___ Data rows ___
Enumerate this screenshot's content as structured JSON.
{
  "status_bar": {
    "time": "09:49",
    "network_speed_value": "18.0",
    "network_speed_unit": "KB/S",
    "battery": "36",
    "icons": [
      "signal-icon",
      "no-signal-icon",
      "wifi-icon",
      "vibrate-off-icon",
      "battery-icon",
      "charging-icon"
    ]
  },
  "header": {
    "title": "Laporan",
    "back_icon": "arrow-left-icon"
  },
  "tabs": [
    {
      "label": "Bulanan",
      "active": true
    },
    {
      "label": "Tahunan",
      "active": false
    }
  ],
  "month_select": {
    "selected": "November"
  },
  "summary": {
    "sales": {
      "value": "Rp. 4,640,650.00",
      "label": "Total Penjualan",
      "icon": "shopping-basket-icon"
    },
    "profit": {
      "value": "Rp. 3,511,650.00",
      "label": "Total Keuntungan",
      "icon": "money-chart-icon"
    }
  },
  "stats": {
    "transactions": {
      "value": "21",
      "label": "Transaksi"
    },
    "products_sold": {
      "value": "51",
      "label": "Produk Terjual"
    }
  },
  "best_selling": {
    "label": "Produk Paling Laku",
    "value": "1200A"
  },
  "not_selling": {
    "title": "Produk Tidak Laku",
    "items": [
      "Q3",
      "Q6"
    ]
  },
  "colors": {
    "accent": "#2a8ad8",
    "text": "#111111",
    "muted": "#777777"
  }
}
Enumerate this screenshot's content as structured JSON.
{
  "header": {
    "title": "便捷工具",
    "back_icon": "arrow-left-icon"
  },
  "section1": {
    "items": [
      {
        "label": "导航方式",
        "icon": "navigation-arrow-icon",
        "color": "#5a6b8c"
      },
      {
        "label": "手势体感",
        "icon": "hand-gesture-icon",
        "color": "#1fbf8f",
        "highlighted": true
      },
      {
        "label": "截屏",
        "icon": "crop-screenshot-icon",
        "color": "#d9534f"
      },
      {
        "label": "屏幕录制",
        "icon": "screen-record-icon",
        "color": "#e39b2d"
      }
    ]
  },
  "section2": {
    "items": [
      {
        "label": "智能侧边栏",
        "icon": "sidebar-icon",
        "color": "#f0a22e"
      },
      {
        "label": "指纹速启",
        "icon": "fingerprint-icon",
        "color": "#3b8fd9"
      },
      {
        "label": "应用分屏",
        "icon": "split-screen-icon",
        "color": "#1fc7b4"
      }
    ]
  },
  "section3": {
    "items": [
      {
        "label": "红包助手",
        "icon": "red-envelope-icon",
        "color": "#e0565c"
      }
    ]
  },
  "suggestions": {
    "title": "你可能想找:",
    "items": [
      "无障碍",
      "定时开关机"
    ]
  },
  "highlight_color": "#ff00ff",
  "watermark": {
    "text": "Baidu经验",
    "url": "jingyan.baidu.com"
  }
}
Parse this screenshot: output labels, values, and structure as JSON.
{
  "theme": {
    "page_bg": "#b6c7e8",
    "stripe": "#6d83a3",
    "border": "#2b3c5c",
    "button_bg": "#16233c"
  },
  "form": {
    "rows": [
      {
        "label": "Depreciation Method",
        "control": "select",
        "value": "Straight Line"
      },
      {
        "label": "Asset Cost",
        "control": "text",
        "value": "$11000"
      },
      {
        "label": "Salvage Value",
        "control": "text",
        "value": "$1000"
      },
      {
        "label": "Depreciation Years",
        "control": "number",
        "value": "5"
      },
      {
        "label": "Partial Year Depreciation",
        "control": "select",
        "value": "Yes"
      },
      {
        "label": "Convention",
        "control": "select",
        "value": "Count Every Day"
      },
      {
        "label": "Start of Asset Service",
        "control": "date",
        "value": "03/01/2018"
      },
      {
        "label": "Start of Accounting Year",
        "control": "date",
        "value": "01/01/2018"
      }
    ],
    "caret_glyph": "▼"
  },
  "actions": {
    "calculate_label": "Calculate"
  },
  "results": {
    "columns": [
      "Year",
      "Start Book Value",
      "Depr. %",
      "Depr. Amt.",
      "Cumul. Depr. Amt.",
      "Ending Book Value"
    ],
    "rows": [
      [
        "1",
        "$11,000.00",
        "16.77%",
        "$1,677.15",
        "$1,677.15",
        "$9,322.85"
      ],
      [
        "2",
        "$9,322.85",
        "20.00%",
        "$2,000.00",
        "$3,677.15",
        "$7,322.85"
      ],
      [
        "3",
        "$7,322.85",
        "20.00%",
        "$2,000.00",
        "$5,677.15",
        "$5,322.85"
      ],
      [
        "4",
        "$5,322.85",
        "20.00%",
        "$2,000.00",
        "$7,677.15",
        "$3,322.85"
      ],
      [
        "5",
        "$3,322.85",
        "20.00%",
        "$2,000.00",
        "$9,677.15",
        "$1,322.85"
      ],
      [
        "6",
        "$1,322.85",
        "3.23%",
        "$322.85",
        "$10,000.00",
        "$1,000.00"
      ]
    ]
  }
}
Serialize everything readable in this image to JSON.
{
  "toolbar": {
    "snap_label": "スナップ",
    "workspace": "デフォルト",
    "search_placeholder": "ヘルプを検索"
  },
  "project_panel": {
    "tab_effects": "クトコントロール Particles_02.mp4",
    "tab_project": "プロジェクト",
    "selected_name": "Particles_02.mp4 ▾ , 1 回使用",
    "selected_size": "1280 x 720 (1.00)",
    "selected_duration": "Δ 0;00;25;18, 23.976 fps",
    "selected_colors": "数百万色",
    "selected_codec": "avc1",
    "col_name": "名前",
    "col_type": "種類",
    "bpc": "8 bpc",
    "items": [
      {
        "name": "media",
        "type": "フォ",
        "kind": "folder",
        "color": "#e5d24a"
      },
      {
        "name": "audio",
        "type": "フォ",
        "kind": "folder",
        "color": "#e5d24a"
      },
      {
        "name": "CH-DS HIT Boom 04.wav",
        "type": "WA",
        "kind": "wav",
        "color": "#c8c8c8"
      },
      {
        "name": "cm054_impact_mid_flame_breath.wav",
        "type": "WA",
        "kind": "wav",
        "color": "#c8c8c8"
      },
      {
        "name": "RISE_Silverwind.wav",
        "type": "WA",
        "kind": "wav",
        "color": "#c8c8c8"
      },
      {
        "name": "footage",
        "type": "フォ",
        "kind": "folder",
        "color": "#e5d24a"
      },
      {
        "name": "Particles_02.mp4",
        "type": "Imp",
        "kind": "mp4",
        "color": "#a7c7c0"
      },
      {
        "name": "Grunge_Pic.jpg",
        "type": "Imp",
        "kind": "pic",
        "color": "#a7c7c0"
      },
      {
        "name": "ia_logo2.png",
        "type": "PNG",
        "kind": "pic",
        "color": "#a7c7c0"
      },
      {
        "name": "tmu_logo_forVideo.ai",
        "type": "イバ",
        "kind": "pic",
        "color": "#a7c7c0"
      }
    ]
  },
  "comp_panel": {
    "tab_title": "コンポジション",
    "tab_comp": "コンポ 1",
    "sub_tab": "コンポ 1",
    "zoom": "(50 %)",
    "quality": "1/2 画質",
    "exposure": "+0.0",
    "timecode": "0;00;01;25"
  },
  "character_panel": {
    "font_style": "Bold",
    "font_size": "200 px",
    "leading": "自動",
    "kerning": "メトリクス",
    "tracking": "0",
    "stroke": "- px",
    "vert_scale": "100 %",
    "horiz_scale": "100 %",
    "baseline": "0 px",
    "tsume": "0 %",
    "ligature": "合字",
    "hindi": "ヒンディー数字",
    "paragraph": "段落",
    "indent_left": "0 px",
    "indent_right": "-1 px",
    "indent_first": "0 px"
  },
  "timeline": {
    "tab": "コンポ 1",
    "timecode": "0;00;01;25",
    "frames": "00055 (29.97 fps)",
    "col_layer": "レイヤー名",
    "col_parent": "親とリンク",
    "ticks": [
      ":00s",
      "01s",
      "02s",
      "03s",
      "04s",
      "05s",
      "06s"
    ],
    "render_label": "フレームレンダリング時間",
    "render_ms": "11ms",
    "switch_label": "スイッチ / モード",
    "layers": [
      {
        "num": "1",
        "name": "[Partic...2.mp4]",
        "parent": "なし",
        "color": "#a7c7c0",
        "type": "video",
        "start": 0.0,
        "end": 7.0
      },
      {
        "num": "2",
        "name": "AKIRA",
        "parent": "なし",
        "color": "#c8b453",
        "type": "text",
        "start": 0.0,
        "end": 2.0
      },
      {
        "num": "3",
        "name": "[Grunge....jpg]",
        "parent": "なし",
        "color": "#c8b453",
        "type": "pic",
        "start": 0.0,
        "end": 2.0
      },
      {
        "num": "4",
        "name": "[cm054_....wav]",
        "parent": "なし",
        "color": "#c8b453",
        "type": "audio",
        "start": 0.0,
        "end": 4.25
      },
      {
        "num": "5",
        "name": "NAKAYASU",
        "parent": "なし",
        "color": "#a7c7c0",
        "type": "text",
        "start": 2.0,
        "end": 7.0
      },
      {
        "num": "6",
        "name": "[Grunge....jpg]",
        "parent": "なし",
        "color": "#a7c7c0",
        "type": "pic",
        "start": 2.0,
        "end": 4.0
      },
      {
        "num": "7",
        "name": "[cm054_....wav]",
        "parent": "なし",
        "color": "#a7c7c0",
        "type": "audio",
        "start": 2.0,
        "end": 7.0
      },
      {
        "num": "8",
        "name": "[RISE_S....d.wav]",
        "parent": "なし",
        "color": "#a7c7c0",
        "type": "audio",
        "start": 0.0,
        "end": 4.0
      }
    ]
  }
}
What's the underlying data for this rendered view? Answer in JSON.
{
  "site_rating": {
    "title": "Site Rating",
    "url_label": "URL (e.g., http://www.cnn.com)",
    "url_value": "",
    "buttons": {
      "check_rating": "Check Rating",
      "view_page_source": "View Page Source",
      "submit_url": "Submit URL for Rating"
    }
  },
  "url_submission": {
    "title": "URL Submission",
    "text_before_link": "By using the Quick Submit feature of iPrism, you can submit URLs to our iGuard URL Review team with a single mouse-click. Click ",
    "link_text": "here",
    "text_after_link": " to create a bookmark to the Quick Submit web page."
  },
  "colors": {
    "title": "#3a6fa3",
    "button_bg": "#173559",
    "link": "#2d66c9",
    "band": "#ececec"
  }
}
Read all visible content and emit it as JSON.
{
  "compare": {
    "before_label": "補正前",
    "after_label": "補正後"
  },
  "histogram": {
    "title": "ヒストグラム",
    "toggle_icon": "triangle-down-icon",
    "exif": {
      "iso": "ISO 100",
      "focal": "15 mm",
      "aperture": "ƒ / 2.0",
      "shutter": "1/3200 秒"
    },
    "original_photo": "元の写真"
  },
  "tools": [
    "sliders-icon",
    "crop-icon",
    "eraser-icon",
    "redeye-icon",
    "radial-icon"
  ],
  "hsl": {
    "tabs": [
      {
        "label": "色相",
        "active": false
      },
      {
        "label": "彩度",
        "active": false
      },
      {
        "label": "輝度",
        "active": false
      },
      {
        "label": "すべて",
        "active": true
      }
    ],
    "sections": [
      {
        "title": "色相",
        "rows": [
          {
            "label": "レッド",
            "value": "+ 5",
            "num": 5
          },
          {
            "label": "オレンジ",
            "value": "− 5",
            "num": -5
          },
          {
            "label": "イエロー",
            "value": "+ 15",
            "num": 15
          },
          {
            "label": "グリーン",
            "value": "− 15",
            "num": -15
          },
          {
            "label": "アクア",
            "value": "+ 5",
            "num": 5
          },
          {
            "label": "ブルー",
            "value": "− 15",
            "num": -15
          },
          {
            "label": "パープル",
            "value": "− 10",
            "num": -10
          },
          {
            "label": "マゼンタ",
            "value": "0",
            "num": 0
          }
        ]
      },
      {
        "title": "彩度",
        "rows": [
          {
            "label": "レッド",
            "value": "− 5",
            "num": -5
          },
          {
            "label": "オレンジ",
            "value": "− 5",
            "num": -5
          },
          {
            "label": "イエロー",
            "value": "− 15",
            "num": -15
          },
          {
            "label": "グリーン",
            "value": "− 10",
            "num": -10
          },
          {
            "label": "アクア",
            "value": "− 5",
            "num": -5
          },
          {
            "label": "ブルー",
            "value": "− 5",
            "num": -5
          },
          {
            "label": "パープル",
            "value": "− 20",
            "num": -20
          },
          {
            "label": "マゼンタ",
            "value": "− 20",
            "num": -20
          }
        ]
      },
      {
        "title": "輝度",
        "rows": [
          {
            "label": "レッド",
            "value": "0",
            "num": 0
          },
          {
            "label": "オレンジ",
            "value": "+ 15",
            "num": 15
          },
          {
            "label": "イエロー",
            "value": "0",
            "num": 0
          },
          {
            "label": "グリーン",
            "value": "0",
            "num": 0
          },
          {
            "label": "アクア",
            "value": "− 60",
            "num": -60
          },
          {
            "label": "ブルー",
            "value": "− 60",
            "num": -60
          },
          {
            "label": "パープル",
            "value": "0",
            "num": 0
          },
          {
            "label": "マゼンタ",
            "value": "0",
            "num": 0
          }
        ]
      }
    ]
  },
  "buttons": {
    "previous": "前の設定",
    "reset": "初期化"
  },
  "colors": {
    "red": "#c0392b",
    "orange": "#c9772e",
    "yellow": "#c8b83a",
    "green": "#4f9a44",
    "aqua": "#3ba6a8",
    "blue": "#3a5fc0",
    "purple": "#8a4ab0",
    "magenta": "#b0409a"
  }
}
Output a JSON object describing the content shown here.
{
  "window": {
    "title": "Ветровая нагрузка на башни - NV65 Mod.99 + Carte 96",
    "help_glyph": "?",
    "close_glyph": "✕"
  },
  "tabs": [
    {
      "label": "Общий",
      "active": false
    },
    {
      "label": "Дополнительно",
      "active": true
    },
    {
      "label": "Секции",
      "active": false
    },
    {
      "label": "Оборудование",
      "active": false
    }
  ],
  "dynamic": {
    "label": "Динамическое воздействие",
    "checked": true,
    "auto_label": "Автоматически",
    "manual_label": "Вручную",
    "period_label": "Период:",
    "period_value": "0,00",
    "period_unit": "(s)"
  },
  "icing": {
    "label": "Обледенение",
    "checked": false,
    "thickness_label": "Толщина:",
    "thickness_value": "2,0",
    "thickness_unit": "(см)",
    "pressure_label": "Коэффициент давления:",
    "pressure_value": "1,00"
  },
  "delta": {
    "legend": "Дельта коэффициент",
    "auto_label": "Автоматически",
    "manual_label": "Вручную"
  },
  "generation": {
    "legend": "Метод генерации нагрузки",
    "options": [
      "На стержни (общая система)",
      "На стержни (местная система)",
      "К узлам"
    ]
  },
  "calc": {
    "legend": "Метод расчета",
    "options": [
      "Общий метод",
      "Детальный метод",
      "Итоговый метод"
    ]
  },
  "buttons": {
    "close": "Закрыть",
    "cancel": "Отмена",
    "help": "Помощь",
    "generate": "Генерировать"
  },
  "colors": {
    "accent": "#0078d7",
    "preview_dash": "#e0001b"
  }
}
___
◆ **Job**
Of the lines in the listing, how many hold the word "this"? Nothing but the number is needed.

◆ **Exercise result**
5